[Layout region records]

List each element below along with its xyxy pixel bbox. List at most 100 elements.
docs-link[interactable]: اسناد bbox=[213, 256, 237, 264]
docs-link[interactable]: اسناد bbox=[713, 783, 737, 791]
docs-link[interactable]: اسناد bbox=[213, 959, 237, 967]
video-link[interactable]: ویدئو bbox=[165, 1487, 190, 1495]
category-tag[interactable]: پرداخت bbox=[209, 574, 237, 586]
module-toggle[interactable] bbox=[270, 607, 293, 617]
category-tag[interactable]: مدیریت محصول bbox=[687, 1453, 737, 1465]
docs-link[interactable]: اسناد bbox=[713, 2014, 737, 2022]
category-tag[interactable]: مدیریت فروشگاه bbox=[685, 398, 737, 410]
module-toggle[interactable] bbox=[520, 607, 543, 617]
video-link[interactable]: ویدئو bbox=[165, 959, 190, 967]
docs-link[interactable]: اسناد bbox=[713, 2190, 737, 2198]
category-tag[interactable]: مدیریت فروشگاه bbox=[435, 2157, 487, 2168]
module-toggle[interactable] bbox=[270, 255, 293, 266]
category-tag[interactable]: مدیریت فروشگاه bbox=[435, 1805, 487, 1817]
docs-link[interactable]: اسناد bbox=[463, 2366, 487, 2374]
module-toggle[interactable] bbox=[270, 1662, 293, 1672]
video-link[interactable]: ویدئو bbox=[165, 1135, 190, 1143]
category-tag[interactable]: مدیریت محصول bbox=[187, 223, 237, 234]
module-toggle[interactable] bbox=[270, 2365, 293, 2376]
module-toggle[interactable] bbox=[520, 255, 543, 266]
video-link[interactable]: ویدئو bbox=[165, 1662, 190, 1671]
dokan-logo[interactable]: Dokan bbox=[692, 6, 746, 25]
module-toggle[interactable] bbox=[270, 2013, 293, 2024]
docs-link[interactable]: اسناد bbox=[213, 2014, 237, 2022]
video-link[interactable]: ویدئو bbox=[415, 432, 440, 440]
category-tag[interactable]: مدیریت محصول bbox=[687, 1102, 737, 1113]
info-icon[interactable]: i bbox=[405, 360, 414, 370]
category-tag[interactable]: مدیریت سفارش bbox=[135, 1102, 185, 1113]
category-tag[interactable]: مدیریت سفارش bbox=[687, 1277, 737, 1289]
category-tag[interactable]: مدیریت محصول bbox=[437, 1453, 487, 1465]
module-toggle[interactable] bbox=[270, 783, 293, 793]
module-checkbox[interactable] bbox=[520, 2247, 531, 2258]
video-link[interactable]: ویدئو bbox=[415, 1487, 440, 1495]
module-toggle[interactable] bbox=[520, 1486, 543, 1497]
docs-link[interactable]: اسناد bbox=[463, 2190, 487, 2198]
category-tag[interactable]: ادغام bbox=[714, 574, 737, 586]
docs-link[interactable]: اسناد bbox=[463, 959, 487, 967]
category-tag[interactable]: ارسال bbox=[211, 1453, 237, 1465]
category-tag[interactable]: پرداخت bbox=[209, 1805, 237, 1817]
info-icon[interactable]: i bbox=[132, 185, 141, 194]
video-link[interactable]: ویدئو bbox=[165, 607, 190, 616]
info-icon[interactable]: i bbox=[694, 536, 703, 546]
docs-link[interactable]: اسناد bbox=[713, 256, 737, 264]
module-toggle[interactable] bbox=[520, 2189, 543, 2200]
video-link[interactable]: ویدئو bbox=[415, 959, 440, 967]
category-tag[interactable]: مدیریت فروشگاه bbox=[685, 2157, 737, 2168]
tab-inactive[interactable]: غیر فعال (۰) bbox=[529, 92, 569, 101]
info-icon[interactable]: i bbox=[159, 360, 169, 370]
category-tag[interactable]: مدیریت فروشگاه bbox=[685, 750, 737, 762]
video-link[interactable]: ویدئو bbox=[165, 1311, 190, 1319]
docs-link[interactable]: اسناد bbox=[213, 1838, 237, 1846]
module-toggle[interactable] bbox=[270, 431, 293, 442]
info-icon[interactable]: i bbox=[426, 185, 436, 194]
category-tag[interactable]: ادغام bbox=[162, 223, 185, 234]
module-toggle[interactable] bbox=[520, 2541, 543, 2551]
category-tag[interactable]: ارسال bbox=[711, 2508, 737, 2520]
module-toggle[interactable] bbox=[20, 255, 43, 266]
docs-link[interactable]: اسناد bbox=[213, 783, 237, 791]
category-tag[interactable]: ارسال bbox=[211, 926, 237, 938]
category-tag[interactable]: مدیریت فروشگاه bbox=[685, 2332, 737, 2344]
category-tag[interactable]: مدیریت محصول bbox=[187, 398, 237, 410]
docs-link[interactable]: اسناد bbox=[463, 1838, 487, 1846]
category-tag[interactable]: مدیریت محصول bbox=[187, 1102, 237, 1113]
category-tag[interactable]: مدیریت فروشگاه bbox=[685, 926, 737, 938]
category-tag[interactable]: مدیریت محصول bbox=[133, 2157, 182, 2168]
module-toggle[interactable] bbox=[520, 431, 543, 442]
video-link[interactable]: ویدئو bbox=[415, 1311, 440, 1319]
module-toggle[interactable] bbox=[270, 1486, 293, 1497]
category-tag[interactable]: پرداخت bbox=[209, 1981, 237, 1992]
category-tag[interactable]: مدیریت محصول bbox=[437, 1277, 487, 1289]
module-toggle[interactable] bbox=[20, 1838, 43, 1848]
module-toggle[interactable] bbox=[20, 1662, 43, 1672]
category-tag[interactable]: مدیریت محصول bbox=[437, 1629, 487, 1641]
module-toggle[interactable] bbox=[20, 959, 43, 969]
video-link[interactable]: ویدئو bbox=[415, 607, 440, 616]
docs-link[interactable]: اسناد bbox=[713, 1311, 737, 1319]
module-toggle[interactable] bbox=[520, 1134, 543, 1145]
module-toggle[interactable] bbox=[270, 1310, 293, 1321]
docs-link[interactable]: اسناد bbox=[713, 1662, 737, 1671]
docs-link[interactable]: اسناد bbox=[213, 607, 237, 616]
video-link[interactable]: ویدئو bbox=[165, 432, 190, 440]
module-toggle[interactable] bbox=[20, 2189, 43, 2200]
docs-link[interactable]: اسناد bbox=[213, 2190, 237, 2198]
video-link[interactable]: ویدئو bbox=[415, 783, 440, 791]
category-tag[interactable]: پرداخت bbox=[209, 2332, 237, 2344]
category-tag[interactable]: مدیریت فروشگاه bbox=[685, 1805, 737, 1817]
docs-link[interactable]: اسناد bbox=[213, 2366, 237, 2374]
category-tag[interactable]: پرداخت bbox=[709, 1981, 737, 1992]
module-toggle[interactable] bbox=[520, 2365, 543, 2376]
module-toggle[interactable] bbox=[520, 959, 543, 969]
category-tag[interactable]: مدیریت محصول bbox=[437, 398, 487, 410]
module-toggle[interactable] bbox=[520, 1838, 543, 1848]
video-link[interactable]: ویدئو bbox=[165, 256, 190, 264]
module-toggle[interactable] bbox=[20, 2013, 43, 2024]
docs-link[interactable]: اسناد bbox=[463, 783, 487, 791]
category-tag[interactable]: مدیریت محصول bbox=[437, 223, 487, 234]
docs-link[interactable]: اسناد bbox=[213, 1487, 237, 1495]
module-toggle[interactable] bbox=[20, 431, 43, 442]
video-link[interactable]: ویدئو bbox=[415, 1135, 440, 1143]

● Your objective
Reproduce every row above verbatim, in the same order.

● Finished exercise
List each element below along with its xyxy pixel bbox. List at most 100 elements.
docs-link[interactable]: اسناد bbox=[213, 256, 237, 264]
docs-link[interactable]: اسناد bbox=[713, 783, 737, 791]
docs-link[interactable]: اسناد bbox=[213, 959, 237, 967]
video-link[interactable]: ویدئو bbox=[165, 1487, 190, 1495]
category-tag[interactable]: پرداخت bbox=[209, 574, 237, 586]
module-toggle[interactable] bbox=[270, 607, 293, 617]
category-tag[interactable]: مدیریت محصول bbox=[687, 1453, 737, 1465]
docs-link[interactable]: اسناد bbox=[713, 2014, 737, 2022]
category-tag[interactable]: مدیریت فروشگاه bbox=[685, 398, 737, 410]
module-toggle[interactable] bbox=[520, 607, 543, 617]
video-link[interactable]: ویدئو bbox=[165, 959, 190, 967]
docs-link[interactable]: اسناد bbox=[713, 2190, 737, 2198]
category-tag[interactable]: مدیریت فروشگاه bbox=[435, 2157, 487, 2168]
module-toggle[interactable] bbox=[270, 255, 293, 266]
category-tag[interactable]: مدیریت فروشگاه bbox=[435, 1805, 487, 1817]
docs-link[interactable]: اسناد bbox=[463, 2366, 487, 2374]
module-toggle[interactable] bbox=[270, 1662, 293, 1672]
video-link[interactable]: ویدئو bbox=[165, 1135, 190, 1143]
category-tag[interactable]: مدیریت محصول bbox=[187, 223, 237, 234]
module-toggle[interactable] bbox=[270, 2365, 293, 2376]
module-toggle[interactable] bbox=[520, 255, 543, 266]
video-link[interactable]: ویدئو bbox=[165, 1662, 190, 1671]
dokan-logo[interactable]: Dokan bbox=[692, 6, 746, 25]
module-toggle[interactable] bbox=[270, 2013, 293, 2024]
docs-link[interactable]: اسناد bbox=[213, 2014, 237, 2022]
video-link[interactable]: ویدئو bbox=[415, 432, 440, 440]
category-tag[interactable]: مدیریت محصول bbox=[687, 1102, 737, 1113]
info-icon[interactable]: i bbox=[405, 360, 414, 370]
category-tag[interactable]: مدیریت سفارش bbox=[135, 1102, 185, 1113]
category-tag[interactable]: مدیریت سفارش bbox=[687, 1277, 737, 1289]
category-tag[interactable]: مدیریت محصول bbox=[437, 1453, 487, 1465]
module-toggle[interactable] bbox=[270, 783, 293, 793]
module-checkbox[interactable] bbox=[520, 2247, 531, 2258]
video-link[interactable]: ویدئو bbox=[415, 1487, 440, 1495]
module-toggle[interactable] bbox=[520, 1486, 543, 1497]
docs-link[interactable]: اسناد bbox=[463, 2190, 487, 2198]
category-tag[interactable]: ادغام bbox=[714, 574, 737, 586]
docs-link[interactable]: اسناد bbox=[463, 959, 487, 967]
category-tag[interactable]: ارسال bbox=[211, 1453, 237, 1465]
category-tag[interactable]: پرداخت bbox=[209, 1805, 237, 1817]
info-icon[interactable]: i bbox=[132, 185, 141, 194]
video-link[interactable]: ویدئو bbox=[165, 607, 190, 616]
info-icon[interactable]: i bbox=[694, 536, 703, 546]
docs-link[interactable]: اسناد bbox=[713, 256, 737, 264]
module-toggle[interactable] bbox=[520, 2189, 543, 2200]
video-link[interactable]: ویدئو bbox=[415, 959, 440, 967]
category-tag[interactable]: مدیریت فروشگاه bbox=[685, 2157, 737, 2168]
tab-inactive[interactable]: غیر فعال (۰) bbox=[529, 92, 569, 101]
info-icon[interactable]: i bbox=[159, 360, 169, 370]
category-tag[interactable]: مدیریت فروشگاه bbox=[685, 750, 737, 762]
video-link[interactable]: ویدئو bbox=[165, 1311, 190, 1319]
docs-link[interactable]: اسناد bbox=[213, 1838, 237, 1846]
module-toggle[interactable] bbox=[270, 431, 293, 442]
info-icon[interactable]: i bbox=[426, 185, 436, 194]
category-tag[interactable]: ادغام bbox=[162, 223, 185, 234]
module-toggle[interactable] bbox=[520, 2541, 543, 2551]
category-tag[interactable]: ارسال bbox=[711, 2508, 737, 2520]
module-toggle[interactable] bbox=[20, 255, 43, 266]
docs-link[interactable]: اسناد bbox=[213, 783, 237, 791]
category-tag[interactable]: ارسال bbox=[211, 926, 237, 938]
category-tag[interactable]: مدیریت فروشگاه bbox=[685, 2332, 737, 2344]
category-tag[interactable]: مدیریت محصول bbox=[187, 398, 237, 410]
docs-link[interactable]: اسناد bbox=[463, 1838, 487, 1846]
category-tag[interactable]: مدیریت محصول bbox=[187, 1102, 237, 1113]
category-tag[interactable]: مدیریت فروشگاه bbox=[685, 926, 737, 938]
category-tag[interactable]: مدیریت محصول bbox=[133, 2157, 182, 2168]
module-toggle[interactable] bbox=[520, 431, 543, 442]
video-link[interactable]: ویدئو bbox=[415, 1311, 440, 1319]
module-toggle[interactable] bbox=[270, 1486, 293, 1497]
category-tag[interactable]: پرداخت bbox=[209, 1981, 237, 1992]
category-tag[interactable]: مدیریت محصول bbox=[437, 1277, 487, 1289]
module-toggle[interactable] bbox=[20, 1838, 43, 1848]
module-toggle[interactable] bbox=[20, 1662, 43, 1672]
category-tag[interactable]: مدیریت محصول bbox=[437, 1629, 487, 1641]
module-toggle[interactable] bbox=[20, 959, 43, 969]
video-link[interactable]: ویدئو bbox=[415, 607, 440, 616]
docs-link[interactable]: اسناد bbox=[713, 1311, 737, 1319]
module-toggle[interactable] bbox=[520, 1134, 543, 1145]
module-toggle[interactable] bbox=[270, 1310, 293, 1321]
docs-link[interactable]: اسناد bbox=[713, 1662, 737, 1671]
docs-link[interactable]: اسناد bbox=[213, 607, 237, 616]
video-link[interactable]: ویدئو bbox=[165, 432, 190, 440]
module-toggle[interactable] bbox=[20, 2189, 43, 2200]
docs-link[interactable]: اسناد bbox=[213, 2190, 237, 2198]
video-link[interactable]: ویدئو bbox=[415, 783, 440, 791]
category-tag[interactable]: پرداخت bbox=[209, 2332, 237, 2344]
category-tag[interactable]: مدیریت فروشگاه bbox=[685, 1805, 737, 1817]
docs-link[interactable]: اسناد bbox=[213, 2366, 237, 2374]
category-tag[interactable]: پرداخت bbox=[709, 1981, 737, 1992]
module-toggle[interactable] bbox=[520, 2365, 543, 2376]
module-toggle[interactable] bbox=[520, 959, 543, 969]
category-tag[interactable]: مدیریت محصول bbox=[437, 398, 487, 410]
module-toggle[interactable] bbox=[520, 1838, 543, 1848]
video-link[interactable]: ویدئو bbox=[165, 256, 190, 264]
module-toggle[interactable] bbox=[20, 2013, 43, 2024]
docs-link[interactable]: اسناد bbox=[463, 783, 487, 791]
category-tag[interactable]: مدیریت محصول bbox=[437, 223, 487, 234]
docs-link[interactable]: اسناد bbox=[213, 1487, 237, 1495]
module-toggle[interactable] bbox=[20, 431, 43, 442]
video-link[interactable]: ویدئو bbox=[415, 1135, 440, 1143]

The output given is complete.